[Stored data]

━━━

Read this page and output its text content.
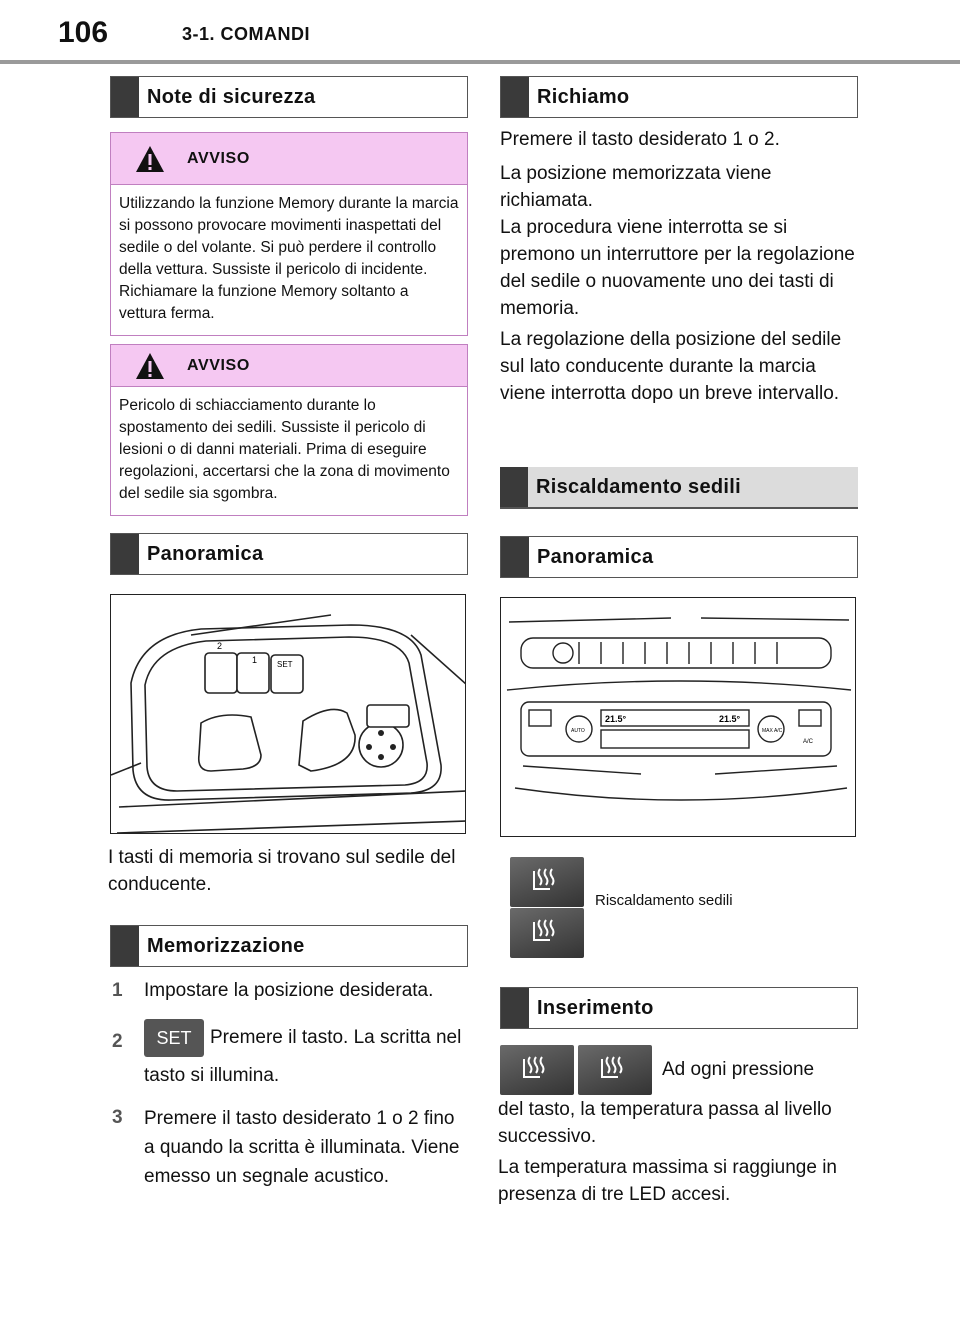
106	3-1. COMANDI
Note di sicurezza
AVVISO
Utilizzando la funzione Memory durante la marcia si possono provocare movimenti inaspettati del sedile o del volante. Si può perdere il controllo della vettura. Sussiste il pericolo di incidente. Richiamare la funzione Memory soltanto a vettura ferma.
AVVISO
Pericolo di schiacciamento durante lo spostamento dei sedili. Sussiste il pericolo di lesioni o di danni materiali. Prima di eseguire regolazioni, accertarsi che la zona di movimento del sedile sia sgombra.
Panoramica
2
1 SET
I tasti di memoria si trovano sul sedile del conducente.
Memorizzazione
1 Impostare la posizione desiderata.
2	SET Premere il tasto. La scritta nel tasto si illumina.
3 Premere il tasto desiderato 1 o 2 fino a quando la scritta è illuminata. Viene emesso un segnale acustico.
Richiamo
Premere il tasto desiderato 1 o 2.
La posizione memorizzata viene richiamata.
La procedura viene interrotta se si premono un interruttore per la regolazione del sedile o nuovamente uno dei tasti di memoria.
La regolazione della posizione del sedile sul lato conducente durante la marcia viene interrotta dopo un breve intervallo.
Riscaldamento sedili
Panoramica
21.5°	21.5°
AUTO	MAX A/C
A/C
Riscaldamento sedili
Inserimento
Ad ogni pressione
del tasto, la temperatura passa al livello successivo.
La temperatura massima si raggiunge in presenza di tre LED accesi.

━━━

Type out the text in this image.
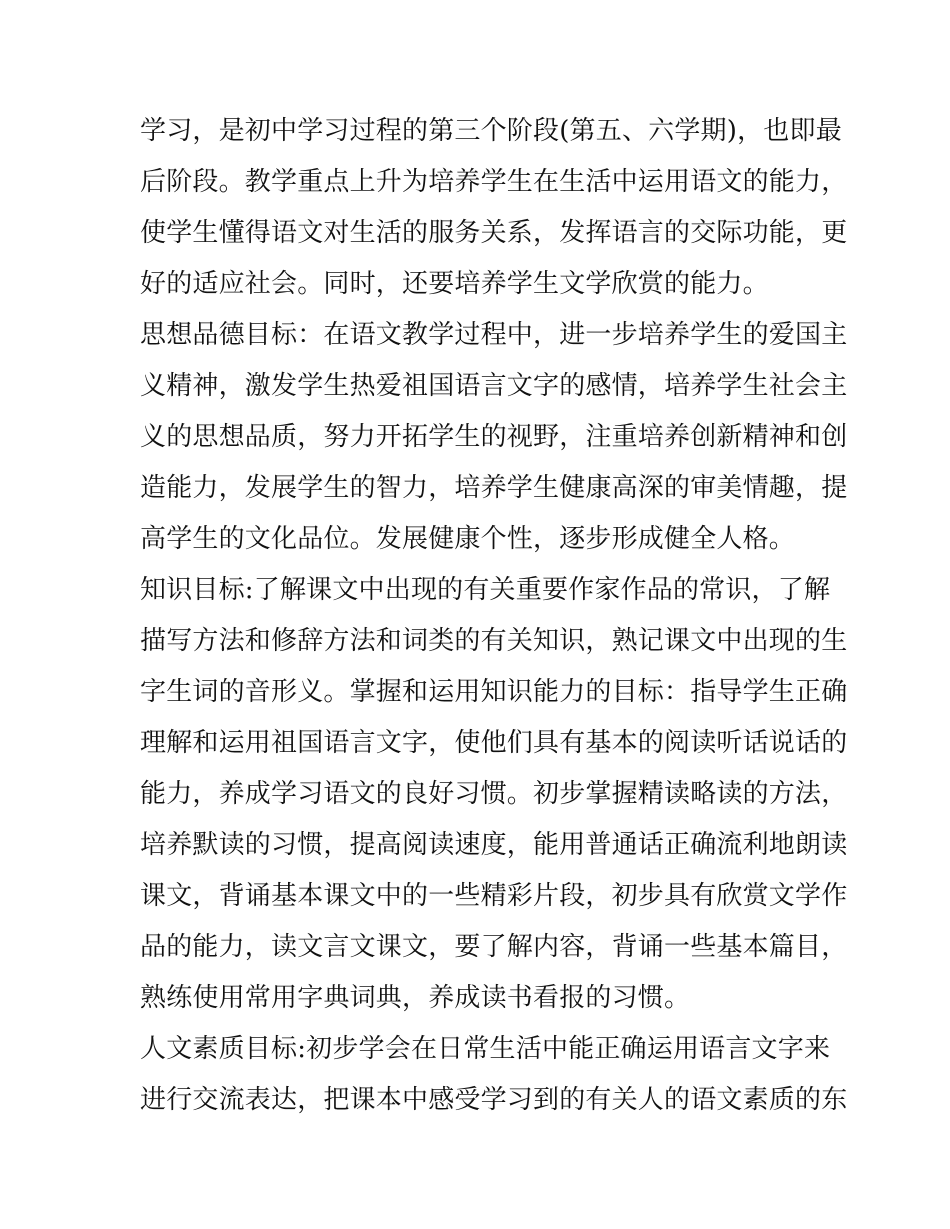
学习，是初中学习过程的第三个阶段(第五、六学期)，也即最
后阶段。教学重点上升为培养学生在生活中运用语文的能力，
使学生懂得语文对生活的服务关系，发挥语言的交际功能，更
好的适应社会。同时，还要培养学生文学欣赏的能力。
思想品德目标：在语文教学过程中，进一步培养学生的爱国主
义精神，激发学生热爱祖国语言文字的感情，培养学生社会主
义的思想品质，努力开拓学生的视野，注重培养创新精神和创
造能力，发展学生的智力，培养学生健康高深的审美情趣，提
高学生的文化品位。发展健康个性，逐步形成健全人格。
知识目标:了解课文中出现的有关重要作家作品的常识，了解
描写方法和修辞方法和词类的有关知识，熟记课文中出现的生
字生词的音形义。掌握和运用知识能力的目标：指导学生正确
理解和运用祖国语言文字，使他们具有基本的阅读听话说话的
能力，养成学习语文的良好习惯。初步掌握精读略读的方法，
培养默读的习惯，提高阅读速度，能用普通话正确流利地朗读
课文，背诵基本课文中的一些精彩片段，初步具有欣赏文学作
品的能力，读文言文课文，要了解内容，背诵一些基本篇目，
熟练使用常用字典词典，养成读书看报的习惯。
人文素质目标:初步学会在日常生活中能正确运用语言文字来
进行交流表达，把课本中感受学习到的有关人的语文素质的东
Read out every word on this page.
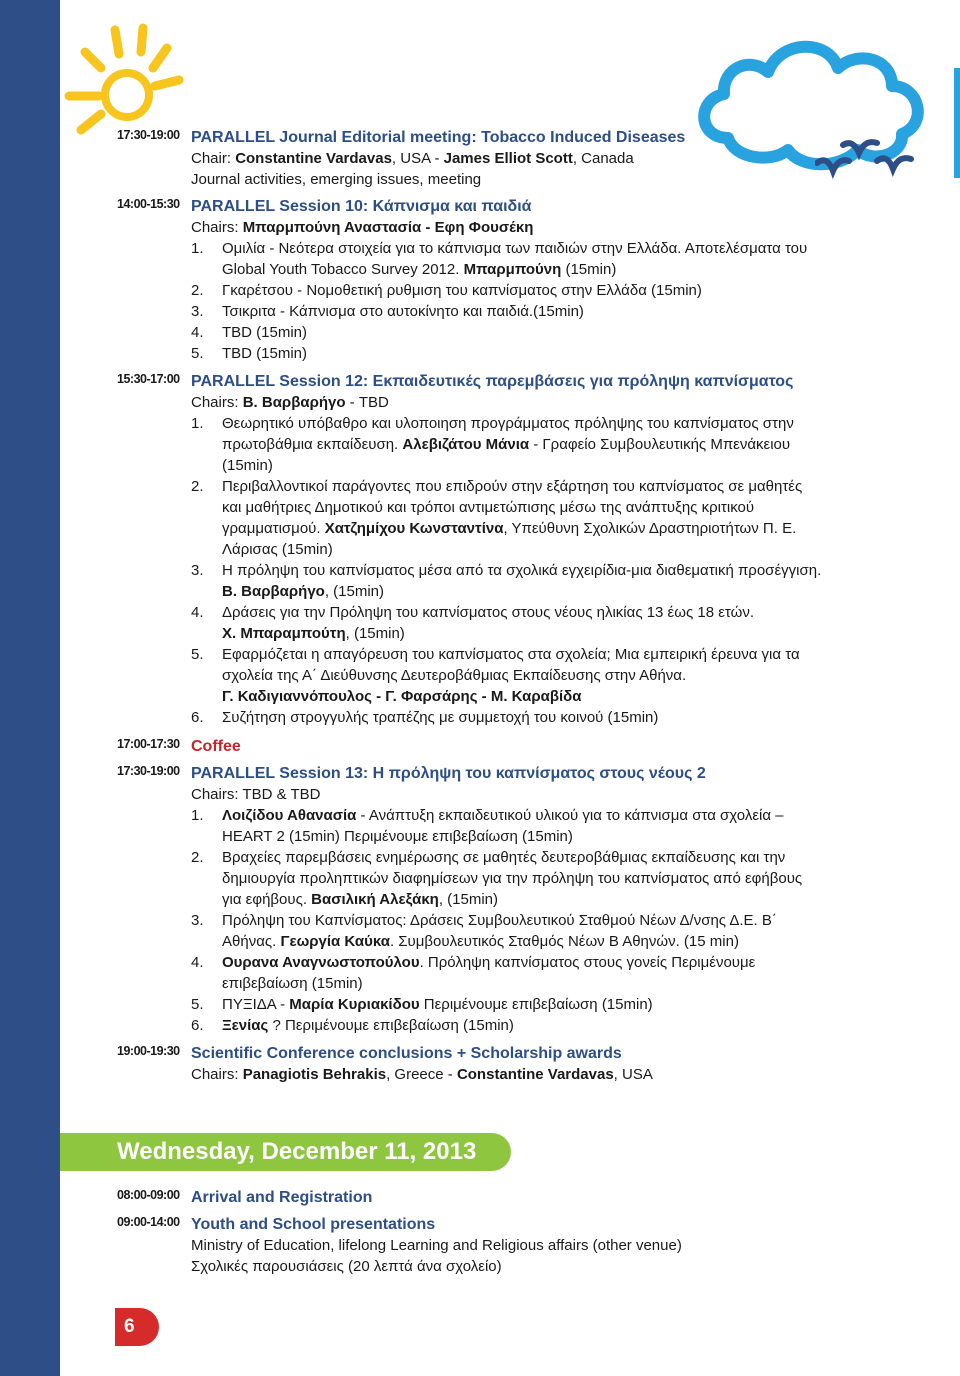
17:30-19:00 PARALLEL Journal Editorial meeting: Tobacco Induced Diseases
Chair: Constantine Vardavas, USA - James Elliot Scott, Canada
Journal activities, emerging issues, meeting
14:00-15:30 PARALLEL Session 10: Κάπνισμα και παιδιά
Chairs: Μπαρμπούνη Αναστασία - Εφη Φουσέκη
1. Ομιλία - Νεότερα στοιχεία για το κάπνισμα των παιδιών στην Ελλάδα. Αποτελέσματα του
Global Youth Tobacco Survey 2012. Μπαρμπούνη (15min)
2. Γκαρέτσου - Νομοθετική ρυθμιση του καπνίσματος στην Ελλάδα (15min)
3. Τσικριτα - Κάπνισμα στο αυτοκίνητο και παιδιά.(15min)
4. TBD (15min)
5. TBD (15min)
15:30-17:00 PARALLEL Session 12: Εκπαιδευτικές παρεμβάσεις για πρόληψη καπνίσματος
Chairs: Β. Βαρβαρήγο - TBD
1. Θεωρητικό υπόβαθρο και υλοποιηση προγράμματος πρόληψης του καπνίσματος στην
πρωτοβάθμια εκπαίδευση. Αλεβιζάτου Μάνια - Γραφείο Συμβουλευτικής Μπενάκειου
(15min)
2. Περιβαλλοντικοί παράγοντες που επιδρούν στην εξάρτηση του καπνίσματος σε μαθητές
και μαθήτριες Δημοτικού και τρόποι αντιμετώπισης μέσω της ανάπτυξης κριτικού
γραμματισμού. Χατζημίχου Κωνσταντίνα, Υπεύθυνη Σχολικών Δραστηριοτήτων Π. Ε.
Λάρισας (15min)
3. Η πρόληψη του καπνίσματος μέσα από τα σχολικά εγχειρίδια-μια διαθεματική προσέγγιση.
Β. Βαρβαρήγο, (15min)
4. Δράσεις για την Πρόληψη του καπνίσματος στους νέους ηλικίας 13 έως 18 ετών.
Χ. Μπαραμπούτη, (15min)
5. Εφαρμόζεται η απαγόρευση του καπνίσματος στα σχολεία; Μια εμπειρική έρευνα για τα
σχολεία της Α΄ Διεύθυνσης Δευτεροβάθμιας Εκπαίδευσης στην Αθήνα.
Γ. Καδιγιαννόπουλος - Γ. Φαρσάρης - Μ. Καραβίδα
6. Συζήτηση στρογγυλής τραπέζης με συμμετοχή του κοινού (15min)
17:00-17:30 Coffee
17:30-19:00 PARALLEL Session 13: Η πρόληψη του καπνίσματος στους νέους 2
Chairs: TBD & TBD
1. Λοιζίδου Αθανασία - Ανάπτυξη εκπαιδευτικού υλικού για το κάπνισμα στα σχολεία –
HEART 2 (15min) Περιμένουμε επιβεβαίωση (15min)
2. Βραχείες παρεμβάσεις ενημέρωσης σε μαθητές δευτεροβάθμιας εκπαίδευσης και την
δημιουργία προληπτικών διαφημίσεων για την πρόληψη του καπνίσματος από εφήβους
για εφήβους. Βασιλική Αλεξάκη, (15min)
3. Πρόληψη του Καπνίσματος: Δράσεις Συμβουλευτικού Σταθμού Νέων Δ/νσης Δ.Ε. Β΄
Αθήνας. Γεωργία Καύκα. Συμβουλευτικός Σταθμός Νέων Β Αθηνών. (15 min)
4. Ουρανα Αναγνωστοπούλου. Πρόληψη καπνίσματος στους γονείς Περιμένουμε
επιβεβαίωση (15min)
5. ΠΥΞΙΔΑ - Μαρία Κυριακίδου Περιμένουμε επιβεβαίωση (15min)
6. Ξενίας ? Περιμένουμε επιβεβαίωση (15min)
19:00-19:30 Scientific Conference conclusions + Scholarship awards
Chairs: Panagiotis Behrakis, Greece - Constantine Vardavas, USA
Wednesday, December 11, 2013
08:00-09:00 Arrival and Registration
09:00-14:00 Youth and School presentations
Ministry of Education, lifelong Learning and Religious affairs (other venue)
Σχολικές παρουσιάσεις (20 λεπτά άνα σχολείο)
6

━━━

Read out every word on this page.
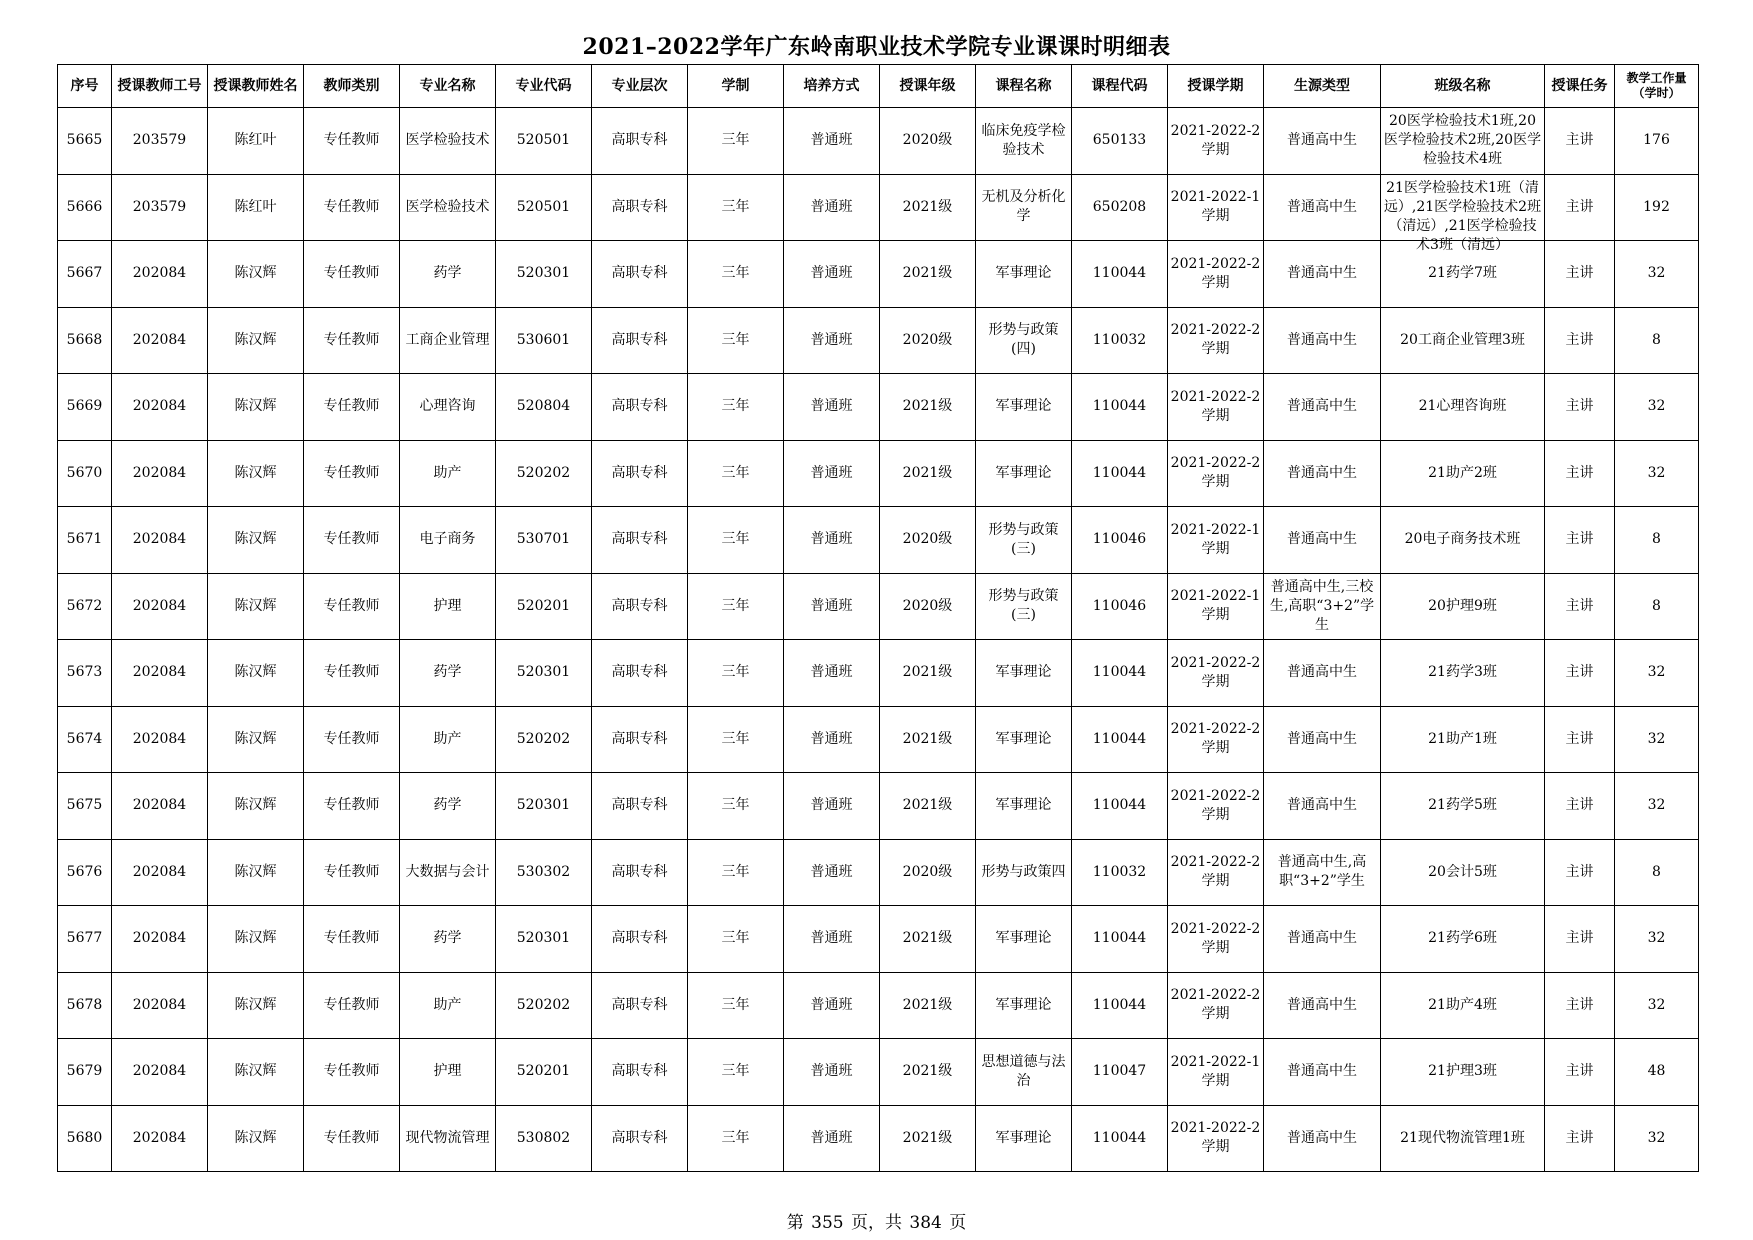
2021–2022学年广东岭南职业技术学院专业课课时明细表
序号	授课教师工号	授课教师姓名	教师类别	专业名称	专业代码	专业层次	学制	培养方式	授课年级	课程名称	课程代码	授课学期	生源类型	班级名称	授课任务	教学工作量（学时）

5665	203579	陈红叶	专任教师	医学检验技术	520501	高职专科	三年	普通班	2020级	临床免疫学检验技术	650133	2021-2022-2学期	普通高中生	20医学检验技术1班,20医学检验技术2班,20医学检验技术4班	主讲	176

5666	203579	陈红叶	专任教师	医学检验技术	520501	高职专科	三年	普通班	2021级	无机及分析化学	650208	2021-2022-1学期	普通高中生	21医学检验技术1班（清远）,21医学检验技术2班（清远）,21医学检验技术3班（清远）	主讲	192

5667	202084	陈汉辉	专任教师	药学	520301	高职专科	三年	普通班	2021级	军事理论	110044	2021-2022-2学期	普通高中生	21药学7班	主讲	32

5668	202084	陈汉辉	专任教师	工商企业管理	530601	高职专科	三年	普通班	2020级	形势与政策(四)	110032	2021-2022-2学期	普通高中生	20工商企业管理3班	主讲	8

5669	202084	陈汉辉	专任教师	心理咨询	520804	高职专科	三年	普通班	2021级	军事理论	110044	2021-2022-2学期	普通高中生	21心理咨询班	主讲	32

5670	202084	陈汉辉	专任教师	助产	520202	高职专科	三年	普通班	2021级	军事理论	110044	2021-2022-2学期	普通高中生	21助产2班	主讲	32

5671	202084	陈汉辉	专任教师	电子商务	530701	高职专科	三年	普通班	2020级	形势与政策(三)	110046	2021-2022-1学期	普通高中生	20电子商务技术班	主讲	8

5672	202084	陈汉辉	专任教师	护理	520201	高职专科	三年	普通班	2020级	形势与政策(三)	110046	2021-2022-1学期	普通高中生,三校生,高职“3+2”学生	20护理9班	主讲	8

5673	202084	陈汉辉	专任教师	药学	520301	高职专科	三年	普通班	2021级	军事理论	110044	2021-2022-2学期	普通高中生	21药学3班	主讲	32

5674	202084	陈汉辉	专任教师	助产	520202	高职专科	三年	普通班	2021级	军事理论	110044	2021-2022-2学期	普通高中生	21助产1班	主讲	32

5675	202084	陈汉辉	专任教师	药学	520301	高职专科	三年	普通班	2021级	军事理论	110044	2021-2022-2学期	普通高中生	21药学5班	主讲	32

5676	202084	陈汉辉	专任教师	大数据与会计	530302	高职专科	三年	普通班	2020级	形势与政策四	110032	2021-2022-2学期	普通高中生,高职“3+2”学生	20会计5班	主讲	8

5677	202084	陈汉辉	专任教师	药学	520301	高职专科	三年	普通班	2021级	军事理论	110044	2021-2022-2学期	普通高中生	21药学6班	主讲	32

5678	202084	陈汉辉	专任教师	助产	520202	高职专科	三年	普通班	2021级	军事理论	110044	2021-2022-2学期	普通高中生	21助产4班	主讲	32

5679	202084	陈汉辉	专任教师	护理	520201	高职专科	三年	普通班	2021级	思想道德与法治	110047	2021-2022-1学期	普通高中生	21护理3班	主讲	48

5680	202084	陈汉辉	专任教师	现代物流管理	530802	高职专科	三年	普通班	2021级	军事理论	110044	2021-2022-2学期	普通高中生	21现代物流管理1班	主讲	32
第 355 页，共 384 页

━━━

Exercise description ->
Find the lines above holding the word "医学检验技术" and show them.

Task solution ->
5665	203579	陈红叶	专任教师	医学检验技术	520501	高职专科	三年	普通班	2020级	临床免疫学检验技术	650133	2021-2022-2学期	普通高中生	20医学检验技术1班,20医学检验技术2班,20医学检验技术4班	主讲	176
5666	203579	陈红叶	专任教师	医学检验技术	520501	高职专科	三年	普通班	2021级	无机及分析化学	650208	2021-2022-1学期	普通高中生	21医学检验技术1班（清远）,21医学检验技术2班（清远）,21医学检验技术3班（清远）	主讲	192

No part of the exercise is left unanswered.